OBJECTIVE> Work out how many lines in the listing below include the word "различитим". Give nothing but the number.

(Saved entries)
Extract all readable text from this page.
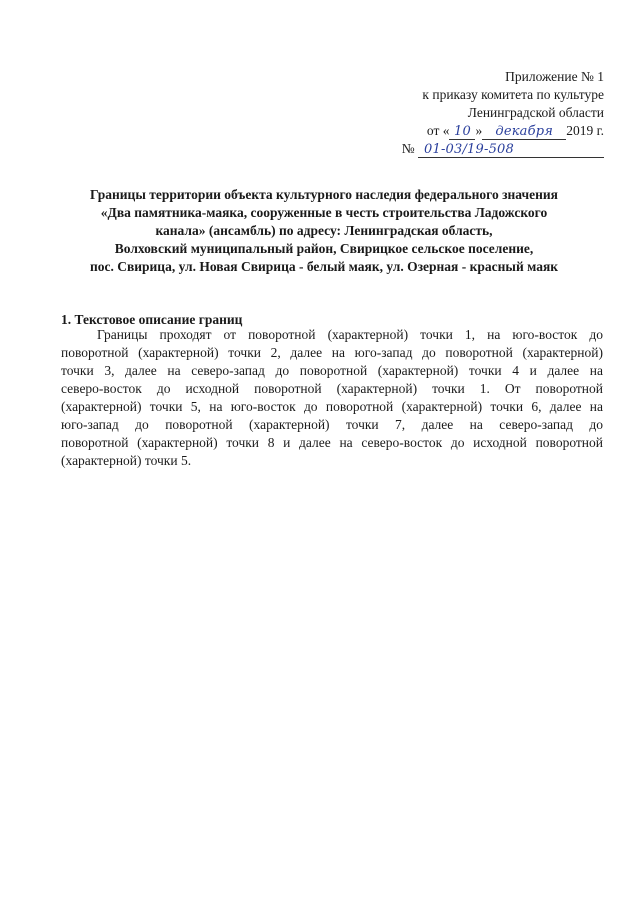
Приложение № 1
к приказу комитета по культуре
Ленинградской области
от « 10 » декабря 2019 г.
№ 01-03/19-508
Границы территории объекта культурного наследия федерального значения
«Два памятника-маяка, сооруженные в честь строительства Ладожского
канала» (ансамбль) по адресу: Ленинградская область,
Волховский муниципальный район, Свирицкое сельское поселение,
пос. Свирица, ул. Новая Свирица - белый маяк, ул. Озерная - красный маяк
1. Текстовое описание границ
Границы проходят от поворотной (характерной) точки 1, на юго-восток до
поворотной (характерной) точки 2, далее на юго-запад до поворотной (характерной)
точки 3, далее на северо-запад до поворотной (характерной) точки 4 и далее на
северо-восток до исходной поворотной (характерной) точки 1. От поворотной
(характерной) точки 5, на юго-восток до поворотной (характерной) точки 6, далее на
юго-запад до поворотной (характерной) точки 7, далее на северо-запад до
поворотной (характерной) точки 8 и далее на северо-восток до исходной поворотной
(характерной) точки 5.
...
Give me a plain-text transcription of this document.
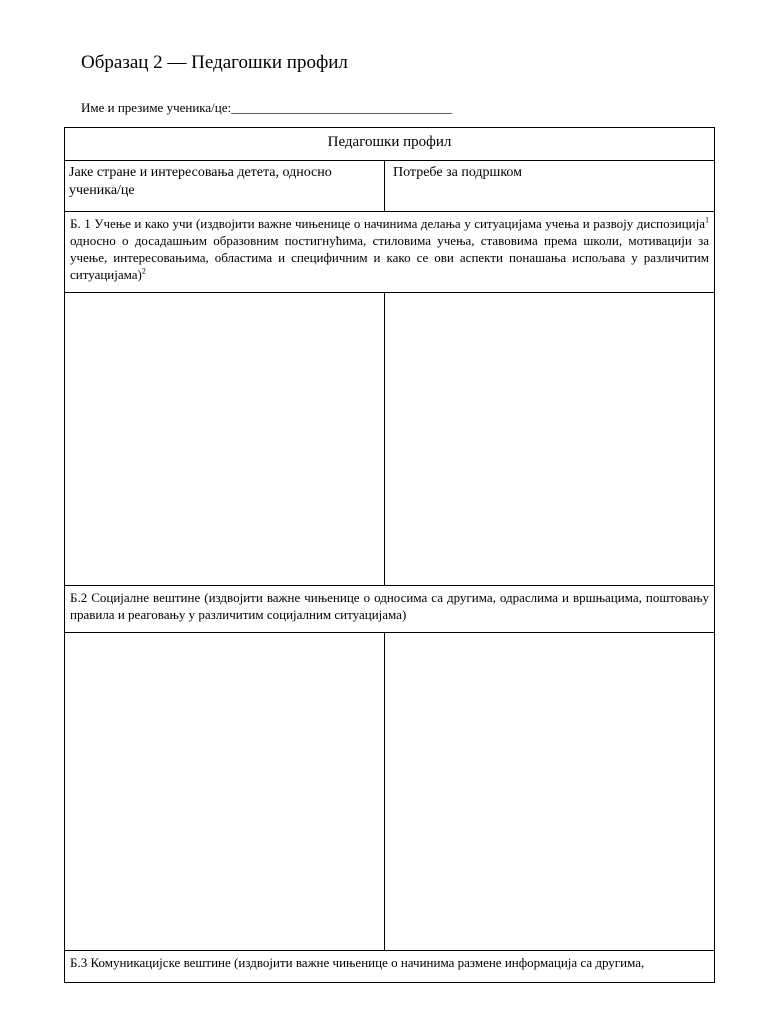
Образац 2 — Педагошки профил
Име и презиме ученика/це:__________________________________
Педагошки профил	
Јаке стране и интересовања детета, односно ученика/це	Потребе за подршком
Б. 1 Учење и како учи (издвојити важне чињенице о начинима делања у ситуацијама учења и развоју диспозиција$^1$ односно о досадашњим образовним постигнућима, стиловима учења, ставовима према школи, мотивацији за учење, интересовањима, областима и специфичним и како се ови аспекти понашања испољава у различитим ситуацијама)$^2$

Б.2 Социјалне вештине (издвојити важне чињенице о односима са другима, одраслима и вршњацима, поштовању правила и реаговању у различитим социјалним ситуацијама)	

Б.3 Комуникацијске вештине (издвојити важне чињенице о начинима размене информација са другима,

WORKED ANSWER> 2